==== Texto extraído

Possuir o corpo de Alexandre foi fundamental para Ptolemeu, pois o corpo era um importante instrumento político de que os seus rivais não dispunham. Mestre da realpolitik, Ptolemeu nunca pretendeu a sucessão do Império de Alexandre, contentando-se, e bem, com a sua satrapia do Egipto, embora tivesse anexado a Palestina e o Líbano. E favoreceu a divulgação da lenda segundo a qual era meio-irmão de Alexandre, pois sua mãe teria tido uma relação com Filipe II da Macedónia (o que não é provável mas possível).

Tendo Alexandre fundado Alexandria em 7 de Abril de 331 AC, e ficando posteriormente Ptolemeu como sátrapa, ele proclamou-se rei só depois de ficar extinta a dinastia Argéada (700-309 AC), com o assassinato do filho póstumo de Alexandre (Alexandre IV) em 309 AC. Em Setembro de 317 AC , Olímpia assassinara Filipe III Arrideu, meio-irmão de Alexandre, que fora proclamado rei após a morte deste em 323 AC. Cassandro matou Olímpia em 316 AC. Também por ordem de Cassandro foram assassinados a amante persa de Alexandre, Barsine, e seu filho Alexandre Hércules, em 309 AC. Em 306 AC, Cassandro matou Cleópatra, a irmã de Alexandre Magno. Antígono, que governava a Ásia Menor, proclamou-se basileus, e sucessor de Alexandre, em 306 AC. Nesta altura, Cassandro, filho de Antípatro, governava a Macedónia, Seleuco a Babilónia e Lisímaco a Trácia. Ptolemeu corou-se rei e faraó em 305 AC.

========
==== Dados apresentados

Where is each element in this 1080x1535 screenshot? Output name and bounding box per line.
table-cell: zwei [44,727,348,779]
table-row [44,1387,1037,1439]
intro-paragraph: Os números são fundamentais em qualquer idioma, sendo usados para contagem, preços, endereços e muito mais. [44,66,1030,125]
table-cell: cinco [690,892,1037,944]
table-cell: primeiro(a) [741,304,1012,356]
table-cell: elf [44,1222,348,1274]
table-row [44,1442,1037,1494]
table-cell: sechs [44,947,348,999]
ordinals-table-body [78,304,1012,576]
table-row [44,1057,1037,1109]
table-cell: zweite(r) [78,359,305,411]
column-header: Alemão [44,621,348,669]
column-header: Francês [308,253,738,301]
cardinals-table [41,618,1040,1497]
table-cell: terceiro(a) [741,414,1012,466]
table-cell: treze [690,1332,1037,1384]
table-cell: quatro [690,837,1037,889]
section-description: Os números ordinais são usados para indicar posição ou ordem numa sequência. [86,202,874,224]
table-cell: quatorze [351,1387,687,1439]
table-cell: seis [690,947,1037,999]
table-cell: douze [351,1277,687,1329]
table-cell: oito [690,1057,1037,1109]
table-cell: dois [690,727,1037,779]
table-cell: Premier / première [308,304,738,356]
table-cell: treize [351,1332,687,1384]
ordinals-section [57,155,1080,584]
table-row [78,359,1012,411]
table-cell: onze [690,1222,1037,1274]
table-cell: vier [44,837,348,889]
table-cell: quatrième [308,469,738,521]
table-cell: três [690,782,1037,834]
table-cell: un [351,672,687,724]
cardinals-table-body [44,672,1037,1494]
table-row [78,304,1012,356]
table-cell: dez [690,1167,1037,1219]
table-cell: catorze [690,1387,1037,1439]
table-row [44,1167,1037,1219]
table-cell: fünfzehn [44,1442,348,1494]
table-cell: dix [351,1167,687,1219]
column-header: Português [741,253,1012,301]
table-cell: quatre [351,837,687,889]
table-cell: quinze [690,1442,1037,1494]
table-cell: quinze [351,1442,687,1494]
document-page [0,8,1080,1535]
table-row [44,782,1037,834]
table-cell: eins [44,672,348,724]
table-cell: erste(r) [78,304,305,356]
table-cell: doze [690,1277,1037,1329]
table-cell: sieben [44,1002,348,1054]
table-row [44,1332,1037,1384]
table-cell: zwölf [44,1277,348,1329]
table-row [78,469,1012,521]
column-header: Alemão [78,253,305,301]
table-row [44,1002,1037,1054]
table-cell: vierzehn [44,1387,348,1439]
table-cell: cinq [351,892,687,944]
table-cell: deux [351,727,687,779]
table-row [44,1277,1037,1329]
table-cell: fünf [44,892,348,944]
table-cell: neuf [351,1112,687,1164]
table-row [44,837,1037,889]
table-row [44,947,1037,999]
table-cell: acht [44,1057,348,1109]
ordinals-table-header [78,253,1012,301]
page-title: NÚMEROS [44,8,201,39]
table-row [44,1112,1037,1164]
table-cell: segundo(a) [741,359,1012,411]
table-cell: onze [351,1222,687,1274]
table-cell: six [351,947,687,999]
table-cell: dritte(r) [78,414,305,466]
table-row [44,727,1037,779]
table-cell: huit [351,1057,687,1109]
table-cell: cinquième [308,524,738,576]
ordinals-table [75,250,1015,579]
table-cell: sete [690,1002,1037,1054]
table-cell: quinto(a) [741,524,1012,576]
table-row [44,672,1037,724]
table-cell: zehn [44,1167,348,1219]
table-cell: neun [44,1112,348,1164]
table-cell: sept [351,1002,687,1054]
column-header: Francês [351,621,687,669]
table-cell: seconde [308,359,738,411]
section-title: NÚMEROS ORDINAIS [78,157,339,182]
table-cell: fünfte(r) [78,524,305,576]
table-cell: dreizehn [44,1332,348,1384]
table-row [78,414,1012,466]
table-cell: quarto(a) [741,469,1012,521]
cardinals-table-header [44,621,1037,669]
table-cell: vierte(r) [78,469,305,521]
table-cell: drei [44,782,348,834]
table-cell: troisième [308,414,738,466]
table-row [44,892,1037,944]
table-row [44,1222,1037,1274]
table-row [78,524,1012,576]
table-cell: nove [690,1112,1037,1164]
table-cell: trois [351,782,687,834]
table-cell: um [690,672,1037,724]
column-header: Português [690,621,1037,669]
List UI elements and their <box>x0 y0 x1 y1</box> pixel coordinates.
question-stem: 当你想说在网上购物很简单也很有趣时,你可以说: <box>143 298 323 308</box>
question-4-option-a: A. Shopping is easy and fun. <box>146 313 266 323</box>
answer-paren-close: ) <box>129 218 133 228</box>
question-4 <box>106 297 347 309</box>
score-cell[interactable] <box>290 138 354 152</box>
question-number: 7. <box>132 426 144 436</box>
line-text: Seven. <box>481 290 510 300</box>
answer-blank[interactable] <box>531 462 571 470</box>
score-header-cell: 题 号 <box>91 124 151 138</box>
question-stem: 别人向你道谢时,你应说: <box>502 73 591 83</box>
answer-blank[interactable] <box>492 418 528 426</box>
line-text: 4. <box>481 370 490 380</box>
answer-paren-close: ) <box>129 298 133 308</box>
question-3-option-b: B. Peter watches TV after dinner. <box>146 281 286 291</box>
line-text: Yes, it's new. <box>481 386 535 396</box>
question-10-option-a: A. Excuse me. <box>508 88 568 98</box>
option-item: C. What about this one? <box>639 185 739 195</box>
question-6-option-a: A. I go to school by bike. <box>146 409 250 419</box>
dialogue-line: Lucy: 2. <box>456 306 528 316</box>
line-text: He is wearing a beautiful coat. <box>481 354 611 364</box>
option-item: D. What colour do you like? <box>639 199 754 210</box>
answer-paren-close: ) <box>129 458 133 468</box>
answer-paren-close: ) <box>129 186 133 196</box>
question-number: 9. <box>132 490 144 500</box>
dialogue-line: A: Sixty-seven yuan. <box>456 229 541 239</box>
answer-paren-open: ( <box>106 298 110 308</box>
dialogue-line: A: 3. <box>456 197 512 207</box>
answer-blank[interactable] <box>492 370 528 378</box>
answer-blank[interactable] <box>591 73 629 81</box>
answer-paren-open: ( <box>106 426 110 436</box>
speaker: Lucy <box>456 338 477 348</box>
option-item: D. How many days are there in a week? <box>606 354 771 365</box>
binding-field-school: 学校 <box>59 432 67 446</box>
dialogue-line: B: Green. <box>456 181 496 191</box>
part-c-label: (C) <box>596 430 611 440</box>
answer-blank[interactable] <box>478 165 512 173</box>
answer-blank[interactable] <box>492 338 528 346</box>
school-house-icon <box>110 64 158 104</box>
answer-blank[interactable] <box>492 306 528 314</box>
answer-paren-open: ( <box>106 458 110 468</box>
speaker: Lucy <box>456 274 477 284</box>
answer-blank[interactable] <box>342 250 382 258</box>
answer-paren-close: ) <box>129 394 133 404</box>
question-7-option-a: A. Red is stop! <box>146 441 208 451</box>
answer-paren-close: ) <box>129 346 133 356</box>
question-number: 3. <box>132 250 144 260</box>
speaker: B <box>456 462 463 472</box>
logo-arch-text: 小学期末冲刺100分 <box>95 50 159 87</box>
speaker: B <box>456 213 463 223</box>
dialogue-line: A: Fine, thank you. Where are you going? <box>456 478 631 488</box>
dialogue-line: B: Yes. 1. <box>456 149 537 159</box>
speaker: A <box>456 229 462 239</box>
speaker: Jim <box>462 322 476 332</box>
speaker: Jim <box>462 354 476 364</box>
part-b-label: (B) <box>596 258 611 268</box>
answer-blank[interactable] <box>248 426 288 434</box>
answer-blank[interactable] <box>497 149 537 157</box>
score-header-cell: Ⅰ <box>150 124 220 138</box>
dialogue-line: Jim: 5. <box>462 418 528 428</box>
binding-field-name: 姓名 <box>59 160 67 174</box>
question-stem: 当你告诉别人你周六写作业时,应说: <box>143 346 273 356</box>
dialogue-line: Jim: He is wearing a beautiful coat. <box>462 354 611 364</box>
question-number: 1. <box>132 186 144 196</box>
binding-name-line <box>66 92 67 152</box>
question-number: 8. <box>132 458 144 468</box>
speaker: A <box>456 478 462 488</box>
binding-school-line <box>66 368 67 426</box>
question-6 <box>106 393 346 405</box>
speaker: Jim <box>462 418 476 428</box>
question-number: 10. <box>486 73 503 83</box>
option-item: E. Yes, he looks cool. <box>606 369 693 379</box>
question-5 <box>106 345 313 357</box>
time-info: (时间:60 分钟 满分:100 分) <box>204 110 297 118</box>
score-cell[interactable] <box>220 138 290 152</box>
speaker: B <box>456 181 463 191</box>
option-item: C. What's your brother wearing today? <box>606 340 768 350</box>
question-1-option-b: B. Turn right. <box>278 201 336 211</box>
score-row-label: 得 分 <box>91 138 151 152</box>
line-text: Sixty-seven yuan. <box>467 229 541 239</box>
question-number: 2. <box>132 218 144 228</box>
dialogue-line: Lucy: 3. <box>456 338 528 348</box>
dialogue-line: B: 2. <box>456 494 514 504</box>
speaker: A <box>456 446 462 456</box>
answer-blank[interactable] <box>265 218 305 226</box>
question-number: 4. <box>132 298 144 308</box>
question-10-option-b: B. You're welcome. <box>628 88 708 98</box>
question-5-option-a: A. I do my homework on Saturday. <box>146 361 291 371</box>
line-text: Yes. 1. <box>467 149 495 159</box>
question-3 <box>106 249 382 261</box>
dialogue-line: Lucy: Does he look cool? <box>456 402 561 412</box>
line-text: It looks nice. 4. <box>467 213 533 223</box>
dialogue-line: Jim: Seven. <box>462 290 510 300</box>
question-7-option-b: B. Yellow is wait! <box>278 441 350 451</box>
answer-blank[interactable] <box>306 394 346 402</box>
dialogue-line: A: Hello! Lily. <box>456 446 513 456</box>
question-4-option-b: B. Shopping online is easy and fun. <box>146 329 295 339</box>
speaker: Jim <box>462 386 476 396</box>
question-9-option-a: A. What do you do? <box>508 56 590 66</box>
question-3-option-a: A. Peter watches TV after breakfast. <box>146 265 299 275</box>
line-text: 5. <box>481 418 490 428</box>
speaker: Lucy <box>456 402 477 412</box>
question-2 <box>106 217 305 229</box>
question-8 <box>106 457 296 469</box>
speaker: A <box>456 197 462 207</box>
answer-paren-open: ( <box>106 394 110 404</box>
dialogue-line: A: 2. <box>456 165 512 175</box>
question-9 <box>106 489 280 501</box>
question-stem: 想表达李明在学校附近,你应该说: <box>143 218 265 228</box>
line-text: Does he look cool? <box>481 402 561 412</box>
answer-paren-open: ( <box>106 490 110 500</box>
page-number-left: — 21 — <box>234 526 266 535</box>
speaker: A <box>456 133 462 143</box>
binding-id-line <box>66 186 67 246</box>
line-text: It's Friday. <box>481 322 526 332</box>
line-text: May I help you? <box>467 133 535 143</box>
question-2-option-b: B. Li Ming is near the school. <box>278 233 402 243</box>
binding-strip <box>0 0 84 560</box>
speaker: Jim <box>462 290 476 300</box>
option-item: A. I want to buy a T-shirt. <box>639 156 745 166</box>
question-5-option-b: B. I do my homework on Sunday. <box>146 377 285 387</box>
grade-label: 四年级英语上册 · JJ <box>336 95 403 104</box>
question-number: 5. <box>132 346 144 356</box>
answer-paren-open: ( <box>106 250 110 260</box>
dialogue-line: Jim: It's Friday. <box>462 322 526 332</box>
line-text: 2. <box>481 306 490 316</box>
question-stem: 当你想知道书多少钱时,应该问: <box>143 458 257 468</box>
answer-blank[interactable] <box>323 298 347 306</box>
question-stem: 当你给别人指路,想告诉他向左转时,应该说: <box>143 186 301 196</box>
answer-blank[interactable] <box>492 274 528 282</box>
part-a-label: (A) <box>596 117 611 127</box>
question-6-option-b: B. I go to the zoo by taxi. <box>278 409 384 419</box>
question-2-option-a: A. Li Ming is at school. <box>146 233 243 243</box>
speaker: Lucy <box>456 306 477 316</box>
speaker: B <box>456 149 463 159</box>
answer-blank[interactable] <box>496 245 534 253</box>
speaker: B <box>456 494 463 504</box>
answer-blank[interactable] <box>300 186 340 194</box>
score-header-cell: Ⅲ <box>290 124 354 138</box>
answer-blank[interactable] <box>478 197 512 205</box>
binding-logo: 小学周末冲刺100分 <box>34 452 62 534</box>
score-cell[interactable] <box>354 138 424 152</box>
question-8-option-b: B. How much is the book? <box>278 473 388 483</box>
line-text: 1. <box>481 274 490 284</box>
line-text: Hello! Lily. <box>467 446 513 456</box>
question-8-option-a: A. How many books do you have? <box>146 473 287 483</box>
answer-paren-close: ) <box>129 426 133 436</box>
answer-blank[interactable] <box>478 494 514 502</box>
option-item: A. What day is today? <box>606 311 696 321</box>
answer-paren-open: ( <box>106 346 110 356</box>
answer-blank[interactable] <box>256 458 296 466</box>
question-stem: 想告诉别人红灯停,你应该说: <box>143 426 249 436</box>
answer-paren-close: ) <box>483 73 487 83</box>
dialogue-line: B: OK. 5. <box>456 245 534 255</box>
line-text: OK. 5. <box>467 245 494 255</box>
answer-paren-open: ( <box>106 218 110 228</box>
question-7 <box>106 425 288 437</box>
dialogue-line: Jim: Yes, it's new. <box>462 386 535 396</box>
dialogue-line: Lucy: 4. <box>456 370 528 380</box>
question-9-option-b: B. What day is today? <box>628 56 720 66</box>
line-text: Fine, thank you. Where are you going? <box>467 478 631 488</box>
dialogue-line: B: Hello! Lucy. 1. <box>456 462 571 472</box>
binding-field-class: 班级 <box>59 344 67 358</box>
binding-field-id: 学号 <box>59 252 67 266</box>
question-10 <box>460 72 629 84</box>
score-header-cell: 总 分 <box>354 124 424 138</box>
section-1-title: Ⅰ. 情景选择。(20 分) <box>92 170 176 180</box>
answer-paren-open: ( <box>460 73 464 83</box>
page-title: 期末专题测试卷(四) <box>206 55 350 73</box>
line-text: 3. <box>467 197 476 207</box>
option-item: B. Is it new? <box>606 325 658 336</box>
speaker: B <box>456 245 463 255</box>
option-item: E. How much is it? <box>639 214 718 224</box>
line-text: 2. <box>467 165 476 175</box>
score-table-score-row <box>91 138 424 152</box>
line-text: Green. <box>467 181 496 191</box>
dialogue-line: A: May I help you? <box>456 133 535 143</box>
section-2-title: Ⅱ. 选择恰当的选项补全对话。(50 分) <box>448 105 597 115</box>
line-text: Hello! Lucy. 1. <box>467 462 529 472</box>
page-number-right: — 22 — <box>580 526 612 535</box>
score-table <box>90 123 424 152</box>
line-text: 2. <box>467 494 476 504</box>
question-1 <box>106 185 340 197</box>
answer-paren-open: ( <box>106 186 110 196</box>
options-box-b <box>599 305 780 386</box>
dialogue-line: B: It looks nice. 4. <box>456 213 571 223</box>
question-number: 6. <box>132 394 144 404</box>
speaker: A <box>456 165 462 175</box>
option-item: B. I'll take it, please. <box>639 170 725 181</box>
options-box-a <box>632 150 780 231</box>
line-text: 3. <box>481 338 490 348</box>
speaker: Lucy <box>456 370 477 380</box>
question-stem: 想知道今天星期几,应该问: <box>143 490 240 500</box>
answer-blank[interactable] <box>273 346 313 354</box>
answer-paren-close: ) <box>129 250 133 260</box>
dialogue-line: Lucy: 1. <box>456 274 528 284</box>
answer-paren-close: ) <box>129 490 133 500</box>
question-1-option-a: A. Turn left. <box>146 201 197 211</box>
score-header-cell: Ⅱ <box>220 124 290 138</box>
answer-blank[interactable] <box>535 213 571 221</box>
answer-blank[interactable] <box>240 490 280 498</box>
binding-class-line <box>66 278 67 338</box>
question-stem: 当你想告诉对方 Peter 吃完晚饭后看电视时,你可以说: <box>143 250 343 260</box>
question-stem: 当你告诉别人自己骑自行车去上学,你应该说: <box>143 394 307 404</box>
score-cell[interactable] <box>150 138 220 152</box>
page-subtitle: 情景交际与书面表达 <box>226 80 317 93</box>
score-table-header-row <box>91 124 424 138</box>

========

Instruções das tarefas:
**1)** Indique todas as pessoas que, segundo o texto sobre Ptolemeu, foram mortas por Cassandro ou por ordem dele.
**2)** Copie do texto sobre Ptolemeu o trecho que vai de "Possuir o corpo" até "provável mas possível).", sem alterar nada.
Responda com base apenas no texto sobre Ptolemeu.

Lista de soluções:
**1)** Olímpia, Barsine, Alexandre Hércules e Cleópatra, a irmã de Alexandre Magno.

**2)**
Possuir o corpo de Alexandre foi fundamental para Ptolemeu, pois o corpo era um importante instrumento político de que os seus rivais não dispunham. Mestre da realpolitik, Ptolemeu nunca pretendeu a sucessão do Império de Alexandre, contentando-se, e bem, com a sua satrapia do Egipto, embora tivesse anexado a Palestina e o Líbano. E favoreceu a divulgação da lenda segundo a qual era meio-irmão de Alexandre, pois sua mãe teria tido uma relação com Filipe II da Macedónia (o que não é provável mas possível).